> [Условие задания] Перепишите дословно строки записей ниже. Начните со строки, где есть "marker-circle — [681, 386, 688, 394]", и закончите строкой, где есть "marker-circle — [343, 448, 350, 455]", включив обе.

══ Предоставленные записи ══

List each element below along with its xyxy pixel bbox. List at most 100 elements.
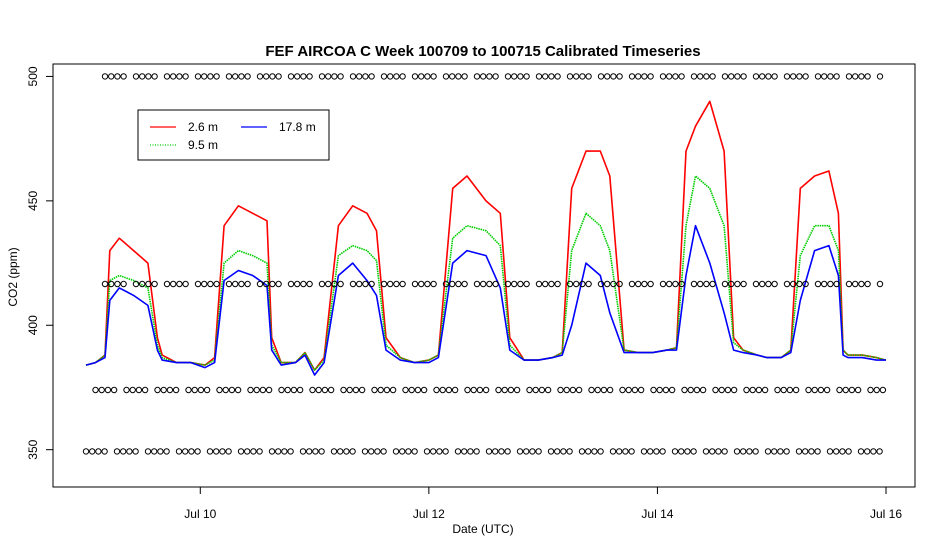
marker-circle — [681, 386, 688, 394]
marker-circle — [709, 448, 716, 455]
marker-circle — [170, 73, 177, 80]
marker-circle — [666, 73, 673, 80]
marker-circle — [387, 73, 394, 80]
marker-circle — [482, 386, 490, 394]
marker-circle — [225, 448, 232, 455]
marker-circle — [141, 386, 149, 394]
marker-circle — [449, 280, 456, 288]
marker-circle — [82, 448, 90, 455]
marker-circle — [139, 280, 146, 288]
marker-circle — [98, 386, 105, 394]
marker-circle — [244, 73, 251, 80]
marker-circle — [635, 280, 642, 288]
marker-circle — [278, 386, 285, 394]
marker-circle — [535, 280, 543, 288]
marker-circle — [101, 448, 108, 455]
marker-circle — [873, 386, 880, 394]
marker-circle — [833, 448, 840, 455]
marker-circle — [343, 448, 350, 455]
marker-circle — [259, 386, 267, 394]
legend: 2.6 m 9.5 m 17.8 m — [137, 109, 330, 161]
marker-circle — [424, 73, 431, 80]
marker-circle — [182, 280, 189, 288]
marker-circle — [635, 73, 642, 80]
marker-circle — [145, 73, 152, 80]
marker-circle — [554, 73, 561, 80]
marker-circle — [579, 280, 586, 288]
marker-circle — [461, 280, 468, 288]
marker-circle — [287, 73, 295, 80]
legend-label-17-8m: 17.8 m — [279, 120, 316, 134]
marker-circle — [604, 73, 611, 80]
marker-circle — [641, 73, 648, 80]
marker-circle — [126, 448, 133, 455]
marker-circle — [640, 448, 648, 455]
marker-circle — [337, 280, 344, 288]
marker-circle — [864, 448, 871, 455]
marker-circle — [377, 386, 384, 394]
marker-circle — [294, 73, 301, 80]
marker-circle — [445, 386, 453, 394]
marker-circle — [411, 448, 418, 455]
marker-circle — [237, 448, 245, 455]
marker-circle — [451, 386, 459, 394]
marker-circle — [749, 386, 756, 394]
marker-circle — [870, 448, 877, 455]
marker-circle — [238, 280, 245, 288]
x-tick-label: Jul 16 — [870, 507, 902, 521]
marker-circle — [501, 386, 508, 394]
marker-circle — [814, 448, 821, 455]
marker-circle — [622, 448, 629, 455]
marker-circle — [473, 448, 480, 455]
marker-circle — [848, 386, 856, 394]
marker-circle — [594, 386, 601, 394]
marker-circle — [507, 386, 515, 394]
marker-circle — [504, 280, 512, 288]
marker-circle — [263, 280, 270, 288]
marker-circle — [761, 386, 769, 394]
marker-circle — [337, 73, 344, 80]
marker-circle — [256, 280, 264, 288]
y-axis: 350 400 450 500 — [26, 66, 53, 460]
marker-circle — [814, 73, 822, 80]
marker-circle — [175, 448, 183, 455]
marker-circle — [176, 280, 183, 288]
marker-circle — [715, 448, 722, 455]
series-line-17-8-m — [85, 224, 886, 376]
marker-circle — [300, 73, 307, 80]
marker-circle — [95, 448, 102, 455]
marker-circle — [774, 386, 781, 394]
marker-circle — [771, 448, 778, 455]
marker-circle — [721, 73, 729, 80]
marker-circle — [610, 73, 617, 80]
x-tick-label: Jul 10 — [184, 507, 216, 521]
marker-circle — [764, 448, 772, 455]
marker-circle — [256, 448, 263, 455]
marker-circle — [566, 448, 573, 455]
marker-circle — [120, 448, 127, 455]
marker-circle — [492, 280, 499, 288]
marker-circle — [424, 280, 431, 288]
y-axis-label: CO2 (ppm) — [6, 247, 20, 306]
marker-circle — [780, 386, 787, 394]
marker-circle — [368, 73, 375, 80]
marker-circle — [547, 448, 555, 455]
marker-circle — [132, 448, 139, 455]
marker-circle — [225, 73, 233, 80]
marker-circle — [219, 448, 226, 455]
marker-circle — [420, 386, 428, 394]
marker-circle — [300, 280, 307, 288]
marker-circle — [284, 386, 291, 394]
marker-circle — [786, 386, 794, 394]
marker-circle — [287, 280, 295, 288]
marker-circle — [783, 448, 790, 455]
marker-circle — [154, 386, 161, 394]
marker-circle — [144, 448, 152, 455]
marker-circle — [687, 386, 694, 394]
marker-circle — [492, 73, 499, 80]
marker-circle — [480, 73, 487, 80]
marker-circle — [287, 448, 294, 455]
marker-circle — [600, 386, 608, 394]
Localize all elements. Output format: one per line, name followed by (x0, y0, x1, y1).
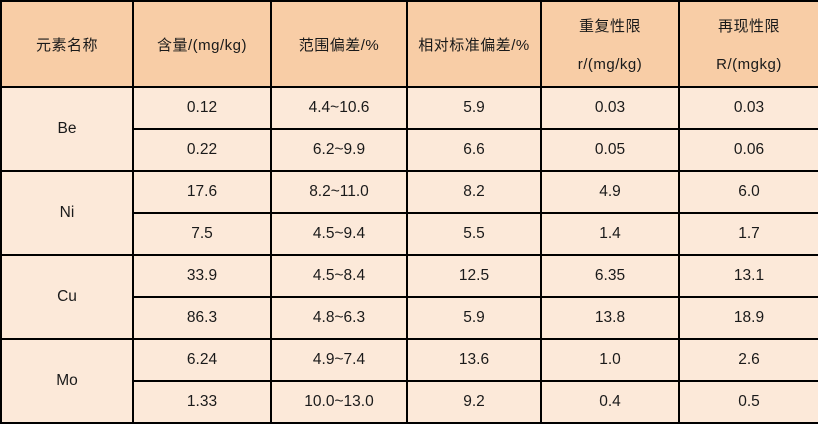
header-cell-element-name: 元素名称 (0, 0, 134, 88)
table-cell: 0.05 (540, 128, 680, 172)
table-row: 1.33 10.0~13.0 9.2 0.4 0.5 (1, 380, 818, 424)
table-cell: 33.9 (132, 254, 272, 298)
header-cell-repeatability-limit: 重复性限 r/(mg/kg) (540, 0, 680, 88)
table-cell: 5.9 (406, 296, 542, 340)
table-cell: 6.35 (540, 254, 680, 298)
table-cell: 0.06 (678, 128, 818, 172)
table-cell: 2.6 (678, 338, 818, 382)
header-stack: 再现性限 R/(mgkg) (681, 15, 817, 73)
table-cell: 0.22 (132, 128, 272, 172)
header-stack: 重复性限 r/(mg/kg) (543, 15, 677, 73)
element-cell: Be (0, 86, 134, 172)
header-line: 重复性限 (578, 18, 641, 35)
table-cell: 1.7 (678, 212, 818, 256)
table-cell: 0.03 (540, 86, 680, 130)
table-cell: 1.4 (540, 212, 680, 256)
table-cell: 7.5 (132, 212, 272, 256)
table-cell: 8.2~11.0 (270, 170, 408, 214)
element-cell: Cu (0, 254, 134, 340)
element-cell: Ni (0, 170, 134, 256)
table-cell: 18.9 (678, 296, 818, 340)
table-cell: 6.0 (678, 170, 818, 214)
header-line: R/(mgkg) (716, 56, 782, 73)
table-cell: 6.2~9.9 (270, 128, 408, 172)
table-cell: 4.4~10.6 (270, 86, 408, 130)
table-cell: 1.33 (132, 380, 272, 424)
table-row: 7.5 4.5~9.4 5.5 1.4 1.7 (1, 212, 818, 256)
table-cell: 12.5 (406, 254, 542, 298)
table-cell: 0.12 (132, 86, 272, 130)
header-cell-relative-std-deviation: 相对标准偏差/% (406, 0, 542, 88)
table-cell: 4.9 (540, 170, 680, 214)
header-line: 再现性限 (717, 18, 780, 35)
table-cell: 4.8~6.3 (270, 296, 408, 340)
header-row: 元素名称 含量/(mg/kg) 范围偏差/% 相对标准偏差/% 重复性限 r/(… (0, 0, 818, 88)
table-cell: 6.6 (406, 128, 542, 172)
header-cell-reproducibility-limit: 再现性限 R/(mgkg) (678, 0, 818, 88)
element-cell: Mo (0, 338, 134, 424)
table-cell: 9.2 (406, 380, 542, 424)
table-cell: 0.03 (678, 86, 818, 130)
table-cell: 5.9 (406, 86, 542, 130)
table-cell: 13.1 (678, 254, 818, 298)
table-row: Be 0.12 4.4~10.6 5.9 0.03 0.03 (0, 86, 818, 172)
table-cell: 4.5~9.4 (270, 212, 408, 256)
header-line: r/(mg/kg) (577, 56, 643, 73)
header-cell-content: 含量/(mg/kg) (132, 0, 272, 88)
table-cell: 0.5 (678, 380, 818, 424)
table-row: 0.22 6.2~9.9 6.6 0.05 0.06 (1, 128, 818, 172)
table-row: Mo 6.24 4.9~7.4 13.6 1.0 2.6 (0, 338, 818, 424)
table-row: Cu 33.9 4.5~8.4 12.5 6.35 13.1 (0, 254, 818, 340)
table-cell: 0.4 (540, 380, 680, 424)
table-cell: 10.0~13.0 (270, 380, 408, 424)
table-cell: 4.9~7.4 (270, 338, 408, 382)
table-body: Be 0.12 4.4~10.6 5.9 0.03 0.03 0.22 6.2~… (0, 86, 818, 424)
table-cell: 4.5~8.4 (270, 254, 408, 298)
header-cell-range-deviation: 范围偏差/% (270, 0, 408, 88)
table-cell: 17.6 (132, 170, 272, 214)
table-cell: 86.3 (132, 296, 272, 340)
table-cell: 1.0 (540, 338, 680, 382)
table-header: 元素名称 含量/(mg/kg) 范围偏差/% 相对标准偏差/% 重复性限 r/(… (0, 0, 818, 88)
table-cell: 13.8 (540, 296, 680, 340)
table-cell: 8.2 (406, 170, 542, 214)
table-row: Ni 17.6 8.2~11.0 8.2 4.9 6.0 (0, 170, 818, 256)
table-cell: 5.5 (406, 212, 542, 256)
table-cell: 6.24 (132, 338, 272, 382)
table-row: 86.3 4.8~6.3 5.9 13.8 18.9 (1, 296, 818, 340)
table-cell: 13.6 (406, 338, 542, 382)
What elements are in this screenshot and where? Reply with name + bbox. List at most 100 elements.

═══

> [Решение упражнения]
marker-circle — [681, 386, 688, 394]
marker-circle — [709, 448, 716, 455]
marker-circle — [170, 73, 177, 80]
marker-circle — [666, 73, 673, 80]
marker-circle — [387, 73, 394, 80]
marker-circle — [482, 386, 490, 394]
marker-circle — [225, 448, 232, 455]
marker-circle — [141, 386, 149, 394]
marker-circle — [449, 280, 456, 288]
marker-circle — [82, 448, 90, 455]
marker-circle — [139, 280, 146, 288]
marker-circle — [98, 386, 105, 394]
marker-circle — [244, 73, 251, 80]
marker-circle — [635, 280, 642, 288]
marker-circle — [278, 386, 285, 394]
marker-circle — [535, 280, 543, 288]
marker-circle — [101, 448, 108, 455]
marker-circle — [873, 386, 880, 394]
marker-circle — [833, 448, 840, 455]
marker-circle — [343, 448, 350, 455]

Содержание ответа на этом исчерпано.